# Dataset entries
:::::

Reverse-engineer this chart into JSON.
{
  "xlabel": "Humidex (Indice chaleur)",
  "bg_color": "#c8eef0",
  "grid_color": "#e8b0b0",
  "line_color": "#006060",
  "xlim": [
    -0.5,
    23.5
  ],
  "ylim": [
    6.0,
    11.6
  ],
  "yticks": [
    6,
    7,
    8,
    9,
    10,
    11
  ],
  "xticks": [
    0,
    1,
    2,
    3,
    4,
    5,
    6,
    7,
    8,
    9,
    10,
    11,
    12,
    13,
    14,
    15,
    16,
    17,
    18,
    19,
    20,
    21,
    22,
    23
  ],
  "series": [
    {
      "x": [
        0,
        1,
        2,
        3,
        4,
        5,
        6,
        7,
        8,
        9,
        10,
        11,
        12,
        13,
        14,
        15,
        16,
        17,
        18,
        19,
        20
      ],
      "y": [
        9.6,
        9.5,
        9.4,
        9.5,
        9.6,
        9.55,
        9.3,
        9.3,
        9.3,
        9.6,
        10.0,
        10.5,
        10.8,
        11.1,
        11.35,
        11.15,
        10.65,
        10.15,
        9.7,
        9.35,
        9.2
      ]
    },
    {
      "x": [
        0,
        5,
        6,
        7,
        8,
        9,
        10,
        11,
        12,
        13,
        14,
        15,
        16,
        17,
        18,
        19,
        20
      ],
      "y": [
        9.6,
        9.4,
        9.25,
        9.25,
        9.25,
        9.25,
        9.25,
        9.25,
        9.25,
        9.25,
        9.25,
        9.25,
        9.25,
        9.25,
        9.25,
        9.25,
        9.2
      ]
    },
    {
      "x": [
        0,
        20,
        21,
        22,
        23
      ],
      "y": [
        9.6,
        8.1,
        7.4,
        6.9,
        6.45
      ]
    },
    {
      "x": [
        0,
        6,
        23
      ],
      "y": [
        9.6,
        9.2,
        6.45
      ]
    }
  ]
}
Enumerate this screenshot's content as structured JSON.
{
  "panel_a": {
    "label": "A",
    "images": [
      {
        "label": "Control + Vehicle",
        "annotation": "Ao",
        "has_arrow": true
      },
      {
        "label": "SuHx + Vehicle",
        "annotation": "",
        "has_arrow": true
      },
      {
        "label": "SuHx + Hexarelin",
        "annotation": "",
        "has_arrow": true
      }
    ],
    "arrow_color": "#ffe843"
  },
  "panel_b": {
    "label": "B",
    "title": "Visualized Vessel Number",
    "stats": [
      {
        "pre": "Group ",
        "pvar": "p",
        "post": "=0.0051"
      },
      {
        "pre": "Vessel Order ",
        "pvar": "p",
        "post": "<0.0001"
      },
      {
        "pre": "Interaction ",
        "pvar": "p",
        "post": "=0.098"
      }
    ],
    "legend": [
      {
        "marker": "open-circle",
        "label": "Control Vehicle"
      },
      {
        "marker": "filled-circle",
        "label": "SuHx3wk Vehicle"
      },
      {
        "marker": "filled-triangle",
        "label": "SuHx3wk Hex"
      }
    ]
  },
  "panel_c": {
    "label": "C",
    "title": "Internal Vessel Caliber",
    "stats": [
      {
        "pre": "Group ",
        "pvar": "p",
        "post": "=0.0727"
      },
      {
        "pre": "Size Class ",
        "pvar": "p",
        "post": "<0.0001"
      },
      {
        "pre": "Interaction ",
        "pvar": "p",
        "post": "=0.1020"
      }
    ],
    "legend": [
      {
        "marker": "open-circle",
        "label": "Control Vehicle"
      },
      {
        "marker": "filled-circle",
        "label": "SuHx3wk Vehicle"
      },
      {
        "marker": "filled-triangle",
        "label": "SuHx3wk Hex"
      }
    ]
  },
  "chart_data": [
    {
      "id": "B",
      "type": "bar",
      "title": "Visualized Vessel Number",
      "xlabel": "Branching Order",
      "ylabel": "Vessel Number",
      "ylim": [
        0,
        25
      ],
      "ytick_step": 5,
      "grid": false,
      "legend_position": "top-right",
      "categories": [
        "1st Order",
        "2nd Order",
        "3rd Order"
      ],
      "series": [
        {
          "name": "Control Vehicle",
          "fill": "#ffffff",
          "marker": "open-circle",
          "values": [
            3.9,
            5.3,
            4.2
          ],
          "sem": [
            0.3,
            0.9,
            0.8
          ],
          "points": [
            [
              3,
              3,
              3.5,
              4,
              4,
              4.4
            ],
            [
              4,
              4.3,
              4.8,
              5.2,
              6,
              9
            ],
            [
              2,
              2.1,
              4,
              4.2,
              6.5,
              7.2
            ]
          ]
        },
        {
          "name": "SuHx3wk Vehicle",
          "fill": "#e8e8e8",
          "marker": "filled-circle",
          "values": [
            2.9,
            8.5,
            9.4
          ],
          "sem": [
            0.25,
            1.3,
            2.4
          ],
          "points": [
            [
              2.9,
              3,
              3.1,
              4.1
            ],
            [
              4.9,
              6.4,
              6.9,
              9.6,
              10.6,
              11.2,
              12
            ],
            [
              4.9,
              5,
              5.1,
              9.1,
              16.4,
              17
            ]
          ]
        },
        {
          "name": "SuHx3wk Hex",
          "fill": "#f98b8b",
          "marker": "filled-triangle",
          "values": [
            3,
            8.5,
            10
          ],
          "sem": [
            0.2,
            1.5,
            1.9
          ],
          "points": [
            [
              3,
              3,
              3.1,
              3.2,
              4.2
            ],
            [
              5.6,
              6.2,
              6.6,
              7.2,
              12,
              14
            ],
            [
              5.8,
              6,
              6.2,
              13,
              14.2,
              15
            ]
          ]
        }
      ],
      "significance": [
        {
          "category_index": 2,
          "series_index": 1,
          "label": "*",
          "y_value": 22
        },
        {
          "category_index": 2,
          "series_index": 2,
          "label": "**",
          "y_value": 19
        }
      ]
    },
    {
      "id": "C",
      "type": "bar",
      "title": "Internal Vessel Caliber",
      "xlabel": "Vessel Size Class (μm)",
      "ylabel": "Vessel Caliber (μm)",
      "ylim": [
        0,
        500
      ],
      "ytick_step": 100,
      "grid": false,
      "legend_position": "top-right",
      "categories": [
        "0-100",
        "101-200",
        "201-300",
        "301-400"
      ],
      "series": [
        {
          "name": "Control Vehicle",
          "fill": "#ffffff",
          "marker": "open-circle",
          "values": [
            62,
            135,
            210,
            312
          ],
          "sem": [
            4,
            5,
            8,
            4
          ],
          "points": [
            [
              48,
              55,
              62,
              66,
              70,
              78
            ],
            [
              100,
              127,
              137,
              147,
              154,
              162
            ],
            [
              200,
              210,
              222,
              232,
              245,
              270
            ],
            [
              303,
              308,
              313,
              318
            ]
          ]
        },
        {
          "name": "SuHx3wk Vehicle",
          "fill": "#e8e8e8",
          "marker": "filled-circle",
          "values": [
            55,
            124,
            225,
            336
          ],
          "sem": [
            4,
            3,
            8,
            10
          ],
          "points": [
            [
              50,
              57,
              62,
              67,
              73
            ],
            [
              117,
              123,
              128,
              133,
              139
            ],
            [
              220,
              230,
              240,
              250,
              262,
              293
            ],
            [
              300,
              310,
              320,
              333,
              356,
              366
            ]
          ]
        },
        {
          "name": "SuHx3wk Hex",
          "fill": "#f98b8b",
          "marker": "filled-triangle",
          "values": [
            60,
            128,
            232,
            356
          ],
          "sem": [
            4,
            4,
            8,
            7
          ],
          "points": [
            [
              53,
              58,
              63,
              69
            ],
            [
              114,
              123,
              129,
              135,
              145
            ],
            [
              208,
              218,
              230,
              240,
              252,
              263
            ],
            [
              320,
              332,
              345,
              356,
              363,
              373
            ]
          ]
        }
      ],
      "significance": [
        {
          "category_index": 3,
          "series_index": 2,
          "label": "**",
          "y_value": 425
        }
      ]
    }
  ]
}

:::::

# Work instructions
Keep only the lines that hold the string "xlabel", and copy them out.

# Output below
  "xlabel": "Humidex (Indice chaleur)",
      "xlabel": "Branching Order",
      "xlabel": "Vessel Size Class (μm)",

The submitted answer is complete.